- [GOAL OF THE EXERCISE]
Look through the data below and report how many lines include "text". Only the number should be given.

[Stored entries]
◆ ◆ ◆ ◆

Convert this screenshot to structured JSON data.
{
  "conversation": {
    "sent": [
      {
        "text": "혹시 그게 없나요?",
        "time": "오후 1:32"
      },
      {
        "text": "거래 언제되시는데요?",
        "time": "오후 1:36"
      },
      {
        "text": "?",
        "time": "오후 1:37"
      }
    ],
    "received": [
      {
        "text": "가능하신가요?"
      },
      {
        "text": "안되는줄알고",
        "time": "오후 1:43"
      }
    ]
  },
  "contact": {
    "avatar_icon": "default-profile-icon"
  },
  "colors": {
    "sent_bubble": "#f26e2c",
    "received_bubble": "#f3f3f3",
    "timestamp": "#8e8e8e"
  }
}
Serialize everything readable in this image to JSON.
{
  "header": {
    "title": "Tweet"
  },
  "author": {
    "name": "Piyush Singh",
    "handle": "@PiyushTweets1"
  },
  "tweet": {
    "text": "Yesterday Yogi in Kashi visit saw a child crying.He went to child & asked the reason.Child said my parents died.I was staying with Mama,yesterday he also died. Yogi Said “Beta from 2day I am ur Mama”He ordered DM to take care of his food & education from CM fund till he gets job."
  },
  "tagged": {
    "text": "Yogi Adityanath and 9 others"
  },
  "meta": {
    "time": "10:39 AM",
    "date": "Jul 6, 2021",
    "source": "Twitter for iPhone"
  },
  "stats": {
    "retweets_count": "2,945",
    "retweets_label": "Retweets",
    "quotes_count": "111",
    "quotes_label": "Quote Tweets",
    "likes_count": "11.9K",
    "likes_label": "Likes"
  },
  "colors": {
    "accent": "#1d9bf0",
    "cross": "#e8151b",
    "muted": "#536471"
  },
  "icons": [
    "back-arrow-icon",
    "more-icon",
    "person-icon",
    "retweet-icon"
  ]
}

◆ ◆ ◆ ◆

- [REPLY TO THE TASK]
7